Dataset excerpts:
==========

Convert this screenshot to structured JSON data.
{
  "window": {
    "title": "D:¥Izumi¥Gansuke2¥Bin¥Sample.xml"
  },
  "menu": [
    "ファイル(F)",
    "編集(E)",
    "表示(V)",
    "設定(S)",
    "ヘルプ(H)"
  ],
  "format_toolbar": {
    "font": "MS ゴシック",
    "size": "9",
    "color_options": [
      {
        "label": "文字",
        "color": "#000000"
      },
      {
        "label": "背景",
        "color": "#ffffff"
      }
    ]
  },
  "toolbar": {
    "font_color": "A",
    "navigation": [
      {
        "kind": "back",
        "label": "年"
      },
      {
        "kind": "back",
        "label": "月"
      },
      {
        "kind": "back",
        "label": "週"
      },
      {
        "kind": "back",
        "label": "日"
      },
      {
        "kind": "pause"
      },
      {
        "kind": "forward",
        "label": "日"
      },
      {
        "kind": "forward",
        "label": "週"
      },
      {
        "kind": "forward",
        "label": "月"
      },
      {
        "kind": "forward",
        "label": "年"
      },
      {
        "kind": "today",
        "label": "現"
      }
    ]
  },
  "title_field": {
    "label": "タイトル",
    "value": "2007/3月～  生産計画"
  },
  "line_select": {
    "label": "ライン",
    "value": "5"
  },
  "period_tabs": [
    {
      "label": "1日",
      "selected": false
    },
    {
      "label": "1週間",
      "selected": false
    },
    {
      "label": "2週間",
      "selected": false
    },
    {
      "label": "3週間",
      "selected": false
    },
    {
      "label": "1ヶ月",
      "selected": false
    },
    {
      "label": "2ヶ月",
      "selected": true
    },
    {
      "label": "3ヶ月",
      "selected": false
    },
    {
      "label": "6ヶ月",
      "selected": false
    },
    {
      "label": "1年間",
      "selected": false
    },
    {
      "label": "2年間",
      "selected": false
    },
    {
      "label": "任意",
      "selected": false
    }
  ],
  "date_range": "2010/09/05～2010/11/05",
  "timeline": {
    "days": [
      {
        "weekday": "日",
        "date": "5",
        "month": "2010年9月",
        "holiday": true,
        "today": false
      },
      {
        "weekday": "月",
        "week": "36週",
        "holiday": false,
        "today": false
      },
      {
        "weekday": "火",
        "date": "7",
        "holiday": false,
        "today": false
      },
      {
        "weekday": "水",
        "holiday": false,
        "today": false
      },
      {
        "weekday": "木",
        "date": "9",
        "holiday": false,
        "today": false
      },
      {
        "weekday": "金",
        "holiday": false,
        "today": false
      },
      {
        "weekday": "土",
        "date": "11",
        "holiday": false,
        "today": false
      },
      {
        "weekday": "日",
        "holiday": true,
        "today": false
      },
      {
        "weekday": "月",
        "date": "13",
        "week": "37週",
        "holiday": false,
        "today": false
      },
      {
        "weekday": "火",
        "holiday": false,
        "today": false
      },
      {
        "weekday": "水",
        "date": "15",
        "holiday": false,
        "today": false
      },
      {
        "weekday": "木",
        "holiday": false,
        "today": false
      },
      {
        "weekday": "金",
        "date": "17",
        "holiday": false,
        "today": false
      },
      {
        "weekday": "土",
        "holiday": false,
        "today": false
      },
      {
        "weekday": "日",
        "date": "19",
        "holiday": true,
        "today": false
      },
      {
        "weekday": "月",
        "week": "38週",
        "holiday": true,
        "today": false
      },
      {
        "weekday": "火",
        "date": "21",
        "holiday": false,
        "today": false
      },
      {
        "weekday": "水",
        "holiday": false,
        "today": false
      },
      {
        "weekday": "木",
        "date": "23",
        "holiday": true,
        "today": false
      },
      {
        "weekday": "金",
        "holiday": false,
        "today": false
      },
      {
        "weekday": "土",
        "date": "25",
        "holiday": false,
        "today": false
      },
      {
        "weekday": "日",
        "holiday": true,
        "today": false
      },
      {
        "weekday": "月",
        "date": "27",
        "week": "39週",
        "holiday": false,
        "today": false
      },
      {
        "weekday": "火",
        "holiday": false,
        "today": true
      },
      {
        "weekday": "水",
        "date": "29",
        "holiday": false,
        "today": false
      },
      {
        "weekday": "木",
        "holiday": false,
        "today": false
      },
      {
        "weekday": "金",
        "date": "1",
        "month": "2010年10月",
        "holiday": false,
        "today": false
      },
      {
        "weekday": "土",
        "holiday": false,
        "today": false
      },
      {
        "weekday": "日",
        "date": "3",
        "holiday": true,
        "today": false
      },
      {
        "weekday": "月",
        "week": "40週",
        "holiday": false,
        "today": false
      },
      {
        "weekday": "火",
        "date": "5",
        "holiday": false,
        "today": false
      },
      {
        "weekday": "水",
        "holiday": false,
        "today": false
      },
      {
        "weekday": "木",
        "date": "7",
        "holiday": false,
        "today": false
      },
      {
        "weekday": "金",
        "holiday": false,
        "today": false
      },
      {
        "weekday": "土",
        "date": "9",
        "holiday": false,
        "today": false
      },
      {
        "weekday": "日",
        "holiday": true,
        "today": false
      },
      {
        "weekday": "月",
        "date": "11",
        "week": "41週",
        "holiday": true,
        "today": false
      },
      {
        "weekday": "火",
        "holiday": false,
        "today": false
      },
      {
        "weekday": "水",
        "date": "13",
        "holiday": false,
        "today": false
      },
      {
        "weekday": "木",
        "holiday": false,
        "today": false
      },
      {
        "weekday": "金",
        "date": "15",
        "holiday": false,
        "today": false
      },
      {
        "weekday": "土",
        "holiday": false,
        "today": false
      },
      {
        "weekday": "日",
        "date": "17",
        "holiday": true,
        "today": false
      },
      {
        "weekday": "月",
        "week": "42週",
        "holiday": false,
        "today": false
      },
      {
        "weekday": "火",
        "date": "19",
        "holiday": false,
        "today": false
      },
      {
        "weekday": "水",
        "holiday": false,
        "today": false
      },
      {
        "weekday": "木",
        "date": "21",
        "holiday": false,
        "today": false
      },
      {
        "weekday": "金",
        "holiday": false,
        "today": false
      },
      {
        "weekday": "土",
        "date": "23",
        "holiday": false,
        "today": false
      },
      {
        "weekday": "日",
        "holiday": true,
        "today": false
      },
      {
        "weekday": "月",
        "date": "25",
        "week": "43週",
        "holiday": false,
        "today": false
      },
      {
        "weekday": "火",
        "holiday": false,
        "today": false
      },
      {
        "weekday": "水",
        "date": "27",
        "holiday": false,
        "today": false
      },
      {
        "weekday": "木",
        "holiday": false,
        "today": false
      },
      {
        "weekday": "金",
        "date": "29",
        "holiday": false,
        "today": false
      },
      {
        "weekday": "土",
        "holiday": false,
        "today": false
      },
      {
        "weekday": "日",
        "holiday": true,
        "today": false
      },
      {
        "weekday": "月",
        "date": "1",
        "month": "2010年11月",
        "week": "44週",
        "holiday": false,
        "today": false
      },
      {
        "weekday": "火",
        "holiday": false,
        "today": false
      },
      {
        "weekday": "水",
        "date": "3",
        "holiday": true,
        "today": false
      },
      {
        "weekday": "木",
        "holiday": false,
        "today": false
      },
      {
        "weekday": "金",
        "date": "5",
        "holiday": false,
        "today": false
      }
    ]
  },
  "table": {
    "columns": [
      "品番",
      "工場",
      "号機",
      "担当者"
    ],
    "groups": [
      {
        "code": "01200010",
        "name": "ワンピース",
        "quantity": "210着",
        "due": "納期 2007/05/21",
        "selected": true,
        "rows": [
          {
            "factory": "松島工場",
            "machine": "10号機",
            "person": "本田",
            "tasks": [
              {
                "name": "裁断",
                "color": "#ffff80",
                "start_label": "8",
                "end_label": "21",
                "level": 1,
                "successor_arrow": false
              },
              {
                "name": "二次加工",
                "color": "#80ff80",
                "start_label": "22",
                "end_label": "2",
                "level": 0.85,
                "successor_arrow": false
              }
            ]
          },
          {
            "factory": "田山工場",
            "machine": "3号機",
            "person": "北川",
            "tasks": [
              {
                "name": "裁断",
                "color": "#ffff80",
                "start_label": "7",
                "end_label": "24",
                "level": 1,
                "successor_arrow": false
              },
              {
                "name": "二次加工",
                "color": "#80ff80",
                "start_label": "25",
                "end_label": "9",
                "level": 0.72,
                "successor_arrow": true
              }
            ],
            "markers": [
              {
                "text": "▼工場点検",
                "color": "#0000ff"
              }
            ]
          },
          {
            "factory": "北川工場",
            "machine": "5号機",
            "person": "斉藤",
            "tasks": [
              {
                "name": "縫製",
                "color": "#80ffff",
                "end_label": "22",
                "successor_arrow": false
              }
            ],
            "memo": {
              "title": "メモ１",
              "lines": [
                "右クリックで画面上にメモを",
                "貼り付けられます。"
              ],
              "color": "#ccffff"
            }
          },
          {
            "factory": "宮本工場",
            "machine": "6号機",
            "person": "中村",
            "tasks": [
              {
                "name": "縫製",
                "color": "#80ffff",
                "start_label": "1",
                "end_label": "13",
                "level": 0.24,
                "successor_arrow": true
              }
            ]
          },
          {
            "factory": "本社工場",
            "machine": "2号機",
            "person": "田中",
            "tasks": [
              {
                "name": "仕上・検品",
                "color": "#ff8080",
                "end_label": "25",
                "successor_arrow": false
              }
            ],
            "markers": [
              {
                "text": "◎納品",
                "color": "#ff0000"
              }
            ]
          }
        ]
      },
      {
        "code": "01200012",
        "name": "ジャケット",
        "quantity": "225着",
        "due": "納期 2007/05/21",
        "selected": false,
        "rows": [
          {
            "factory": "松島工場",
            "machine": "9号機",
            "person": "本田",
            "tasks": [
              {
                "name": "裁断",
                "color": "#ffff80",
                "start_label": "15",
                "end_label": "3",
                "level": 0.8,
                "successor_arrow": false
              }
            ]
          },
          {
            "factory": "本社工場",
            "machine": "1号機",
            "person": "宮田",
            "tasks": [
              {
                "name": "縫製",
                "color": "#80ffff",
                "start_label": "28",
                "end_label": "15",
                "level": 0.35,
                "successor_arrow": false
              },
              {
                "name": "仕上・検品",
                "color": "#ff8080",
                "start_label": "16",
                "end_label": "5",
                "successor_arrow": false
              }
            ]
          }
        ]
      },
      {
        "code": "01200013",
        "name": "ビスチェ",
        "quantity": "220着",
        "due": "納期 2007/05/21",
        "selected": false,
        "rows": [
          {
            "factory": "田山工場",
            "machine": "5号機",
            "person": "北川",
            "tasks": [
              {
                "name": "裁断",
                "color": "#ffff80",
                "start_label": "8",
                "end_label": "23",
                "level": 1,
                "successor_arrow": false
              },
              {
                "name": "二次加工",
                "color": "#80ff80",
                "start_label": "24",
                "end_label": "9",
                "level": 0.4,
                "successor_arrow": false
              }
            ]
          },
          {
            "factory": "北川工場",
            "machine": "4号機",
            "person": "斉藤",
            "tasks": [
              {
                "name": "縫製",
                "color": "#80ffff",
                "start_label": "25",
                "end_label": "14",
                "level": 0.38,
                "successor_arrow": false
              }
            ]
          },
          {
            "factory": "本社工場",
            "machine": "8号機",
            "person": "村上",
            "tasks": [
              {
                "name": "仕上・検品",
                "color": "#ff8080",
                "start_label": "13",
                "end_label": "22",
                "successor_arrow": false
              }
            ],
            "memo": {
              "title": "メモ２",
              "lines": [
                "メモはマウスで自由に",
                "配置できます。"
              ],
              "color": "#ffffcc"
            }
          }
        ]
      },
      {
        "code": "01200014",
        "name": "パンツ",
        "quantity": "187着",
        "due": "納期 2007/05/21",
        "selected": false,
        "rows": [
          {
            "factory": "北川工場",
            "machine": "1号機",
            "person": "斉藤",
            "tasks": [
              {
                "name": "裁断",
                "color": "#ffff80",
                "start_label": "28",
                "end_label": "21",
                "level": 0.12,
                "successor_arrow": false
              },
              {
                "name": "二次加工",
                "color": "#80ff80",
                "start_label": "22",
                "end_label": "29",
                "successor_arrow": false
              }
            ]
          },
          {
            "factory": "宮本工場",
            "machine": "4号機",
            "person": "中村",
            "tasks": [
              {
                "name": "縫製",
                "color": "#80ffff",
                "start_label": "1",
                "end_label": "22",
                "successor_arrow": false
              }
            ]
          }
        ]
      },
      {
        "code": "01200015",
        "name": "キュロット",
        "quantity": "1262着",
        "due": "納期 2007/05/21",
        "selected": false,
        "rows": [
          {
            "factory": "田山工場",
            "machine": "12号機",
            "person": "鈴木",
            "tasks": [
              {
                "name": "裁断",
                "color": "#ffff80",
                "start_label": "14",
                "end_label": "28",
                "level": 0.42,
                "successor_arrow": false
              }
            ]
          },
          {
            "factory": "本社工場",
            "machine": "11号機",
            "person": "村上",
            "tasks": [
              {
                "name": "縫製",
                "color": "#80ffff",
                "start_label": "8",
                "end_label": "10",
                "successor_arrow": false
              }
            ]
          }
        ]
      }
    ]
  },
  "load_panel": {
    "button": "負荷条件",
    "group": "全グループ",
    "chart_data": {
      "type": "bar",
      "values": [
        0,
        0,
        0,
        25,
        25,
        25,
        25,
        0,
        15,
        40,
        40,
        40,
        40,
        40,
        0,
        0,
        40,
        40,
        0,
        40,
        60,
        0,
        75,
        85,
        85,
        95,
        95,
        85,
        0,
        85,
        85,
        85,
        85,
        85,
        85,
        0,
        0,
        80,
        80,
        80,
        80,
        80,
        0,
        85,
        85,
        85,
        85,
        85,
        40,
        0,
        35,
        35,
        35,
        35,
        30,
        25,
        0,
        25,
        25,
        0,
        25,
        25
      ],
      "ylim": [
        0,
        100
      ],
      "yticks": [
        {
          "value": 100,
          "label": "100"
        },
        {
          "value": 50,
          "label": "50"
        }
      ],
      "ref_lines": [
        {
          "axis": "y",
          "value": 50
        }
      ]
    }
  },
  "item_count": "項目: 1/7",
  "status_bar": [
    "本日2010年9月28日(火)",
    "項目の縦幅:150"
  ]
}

==========

Directive
Go through the records. Copy each line where "code" appears.

Output for this task
        "code": "01200010",
        "code": "01200012",
        "code": "01200013",
        "code": "01200014",
        "code": "01200015",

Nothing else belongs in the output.